EXERCISE DIRECTIONS – Output every record word for word.

EXERCISE DATA –

-*-*-

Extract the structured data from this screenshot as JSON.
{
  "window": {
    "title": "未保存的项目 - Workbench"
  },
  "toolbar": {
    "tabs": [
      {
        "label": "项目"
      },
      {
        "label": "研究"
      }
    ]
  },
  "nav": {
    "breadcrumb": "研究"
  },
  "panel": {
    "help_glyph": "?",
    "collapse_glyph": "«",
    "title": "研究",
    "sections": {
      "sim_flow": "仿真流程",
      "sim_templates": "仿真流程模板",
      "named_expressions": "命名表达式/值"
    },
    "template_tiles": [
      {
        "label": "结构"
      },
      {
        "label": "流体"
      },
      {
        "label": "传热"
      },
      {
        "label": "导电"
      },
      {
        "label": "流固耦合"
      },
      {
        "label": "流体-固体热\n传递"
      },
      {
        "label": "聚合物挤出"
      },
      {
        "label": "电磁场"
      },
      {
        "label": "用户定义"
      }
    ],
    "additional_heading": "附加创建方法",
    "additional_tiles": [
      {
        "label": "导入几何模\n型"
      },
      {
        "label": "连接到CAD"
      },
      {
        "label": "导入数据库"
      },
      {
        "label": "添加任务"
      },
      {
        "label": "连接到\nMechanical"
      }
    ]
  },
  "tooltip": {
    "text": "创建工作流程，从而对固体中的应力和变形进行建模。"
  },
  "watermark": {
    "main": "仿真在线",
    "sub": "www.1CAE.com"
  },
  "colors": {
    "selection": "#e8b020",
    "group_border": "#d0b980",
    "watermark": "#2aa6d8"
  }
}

-*-*-

TASK ANSWER –
Extract the structured data from this screenshot as JSON.
{
  "window": {
    "title": "未保存的项目 - Workbench"
  },
  "toolbar": {
    "tabs": [
      {
        "label": "项目"
      },
      {
        "label": "研究"
      }
    ]
  },
  "nav": {
    "breadcrumb": "研究"
  },
  "panel": {
    "help_glyph": "?",
    "collapse_glyph": "«",
    "title": "研究",
    "sections": {
      "sim_flow": "仿真流程",
      "sim_templates": "仿真流程模板",
      "named_expressions": "命名表达式/值"
    },
    "template_tiles": [
      {
        "label": "结构"
      },
      {
        "label": "流体"
      },
      {
        "label": "传热"
      },
      {
        "label": "导电"
      },
      {
        "label": "流固耦合"
      },
      {
        "label": "流体-固体热\n传递"
      },
      {
        "label": "聚合物挤出"
      },
      {
        "label": "电磁场"
      },
      {
        "label": "用户定义"
      }
    ],
    "additional_heading": "附加创建方法",
    "additional_tiles": [
      {
        "label": "导入几何模\n型"
      },
      {
        "label": "连接到CAD"
      },
      {
        "label": "导入数据库"
      },
      {
        "label": "添加任务"
      },
      {
        "label": "连接到\nMechanical"
      }
    ]
  },
  "tooltip": {
    "text": "创建工作流程，从而对固体中的应力和变形进行建模。"
  },
  "watermark": {
    "main": "仿真在线",
    "sub": "www.1CAE.com"
  },
  "colors": {
    "selection": "#e8b020",
    "group_border": "#d0b980",
    "watermark": "#2aa6d8"
  }
}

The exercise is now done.